[Stated task]
Determine which lines contain the word "Feller", then copy those lines.

[Material supplied]
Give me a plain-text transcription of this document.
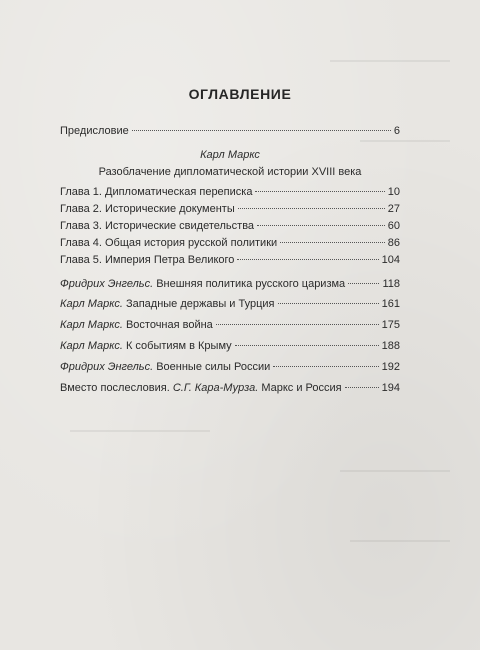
ОГЛАВЛЕНИЕ
Предисловие	6
Карл Маркс
Разоблачение дипломатической истории XVIII века
Глава 1. Дипломатическая переписка	10
Глава 2. Исторические документы	27
Глава 3. Исторические свидетельства	60
Глава 4. Общая история русской политики	86
Глава 5. Империя Петра Великого	104
Фридрих Энгельс. Внешняя политика русского царизма	118
Карл Маркс. Западные державы и Турция	161
Карл Маркс. Восточная война	175
Карл Маркс. К событиям в Крыму	188
Фридрих Энгельс. Военные силы России	192
Вместо послесловия. С.Г. Кара-Мурза. Маркс и Россия	194
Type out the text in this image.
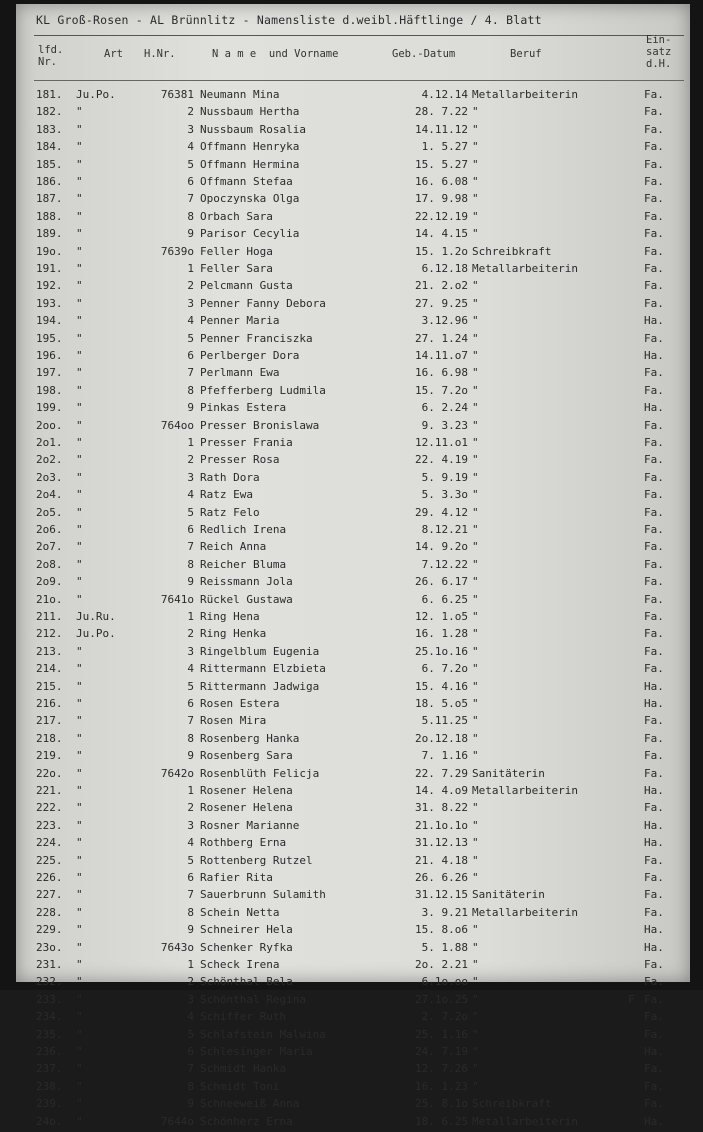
KL Groß-Rosen - AL Brünnlitz - Namensliste d.weibl.Häftlinge / 4. Blatt
lfd.
Nr.
Art H.Nr.	N a m e  und Vorname	Geb.-Datum	Beruf
Ein-
satz
d.H.
181. Ju.Po.	76381 Neumann Mina	4.12.14 Metallarbeiterin	Fa.
182. "	2 Nussbaum Hertha	28. 7.22 "	Fa.
183. "	3 Nussbaum Rosalia	14.11.12 "	Fa.
184. "	4 Offmann Henryka	1. 5.27 "	Fa.
185. "	5 Offmann Hermina	15. 5.27 "	Fa.
186. "	6 Offmann Stefaa	16. 6.08 "	Fa.
187. "	7 Opoczynska Olga	17. 9.98 "	Fa.
188. "	8 Orbach Sara	22.12.19 "	Fa.
189. "	9 Parisor Cecylia	14. 4.15 "	Fa.
19o. "	7639o Feller Hoga	15. 1.2o Schreibkraft	Fa.
191. "	1 Feller Sara	6.12.18 Metallarbeiterin	Fa.
192. "	2 Pelcmann Gusta	21. 2.o2 "	Fa.
193. "	3 Penner Fanny Debora	27. 9.25 "	Fa.
194. "	4 Penner Maria	3.12.96 "	Ha.
195. "	5 Penner Franciszka	27. 1.24 "	Fa.
196. "	6 Perlberger Dora	14.11.o7 "	Ha.
197. "	7 Perlmann Ewa	16. 6.98 "	Fa.
198. "	8 Pfefferberg Ludmila	15. 7.2o "	Fa.
199. "	9 Pinkas Estera	6. 2.24 "	Ha.
2oo. "	764oo Presser Bronislawa	9. 3.23 "	Fa.
2o1. "	1 Presser Frania	12.11.o1 "	Fa.
2o2. "	2 Presser Rosa	22. 4.19 "	Fa.
2o3. "	3 Rath Dora	5. 9.19 "	Fa.
2o4. "	4 Ratz Ewa	5. 3.3o "	Fa.
2o5. "	5 Ratz Felo	29. 4.12 "	Fa.
2o6. "	6 Redlich Irena	8.12.21 "	Fa.
2o7. "	7 Reich Anna	14. 9.2o "	Fa.
2o8. "	8 Reicher Bluma	7.12.22 "	Fa.
2o9. "	9 Reissmann Jola	26. 6.17 "	Fa.
21o. "	7641o Rückel Gustawa	6. 6.25 "	Fa.
211. Ju.Ru.	1 Ring Hena	12. 1.o5 "	Fa.
212. Ju.Po.	2 Ring Henka	16. 1.28 "	Fa.
213. "	3 Ringelblum Eugenia	25.1o.16 "	Fa.
214. "	4 Rittermann Elzbieta	6. 7.2o "	Fa.
215. "	5 Rittermann Jadwiga	15. 4.16 "	Ha.
216. "	6 Rosen Estera	18. 5.o5 "	Ha.
217. "	7 Rosen Mira	5.11.25 "	Fa.
218. "	8 Rosenberg Hanka	2o.12.18 "	Fa.
219. "	9 Rosenberg Sara	7. 1.16 "	Fa.
22o. "	7642o Rosenblüth Felicja	22. 7.29 Sanitäterin	Fa.
221. "	1 Rosener Helena	14. 4.o9 Metallarbeiterin	Ha.
222. "	2 Rosener Helena	31. 8.22 "	Fa.
223. "	3 Rosner Marianne	21.1o.1o "	Ha.
224. "	4 Rothberg Erna	31.12.13 "	Ha.
225. "	5 Rottenberg Rutzel	21. 4.18 "	Fa.
226. "	6 Rafier Rita	26. 6.26 "	Fa.
227. "	7 Sauerbrunn Sulamith	31.12.15 Sanitäterin	Fa.
228. "	8 Schein Netta	3. 9.21 Metallarbeiterin	Fa.
229. "	9 Schneirer Hela	15. 8.o6 "	Ha.
23o. "	7643o Schenker Ryfka	5. 1.88 "	Ha.
231. "	1 Scheck Irena	2o. 2.21 "	Fa.
232. "	2 Schönthal Bela	6.1o.oo "	Fa.
233. "	3 Schönthal Regina	27.1o.25 "	F Fa.
234. "	4 Schiffer Ruth	2. 7.2o "	Fa.
235. "	5 Schlafstein Malwina	25. 1.16 "	Fa.
236. "	6 Schlesinger Maria	24. 7.19 "	Ha.
237. "	7 Schmidt Hanka	12. 7.26 "	Fa.
238. "	8 Schmidt Toni	16. 1.23 "	Fa.
239. "	9 Schneeweiß Anna	25. 8.1o Schreibkraft	Fa.
24o. "	7644o Schönherz Erna	18. 6.25 Metallarbeiterin	Ha.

[Final result]
19o. "	7639o Feller Hoga	15. 1.2o Schreibkraft	Fa.
191. "	1 Feller Sara	6.12.18 Metallarbeiterin	Fa.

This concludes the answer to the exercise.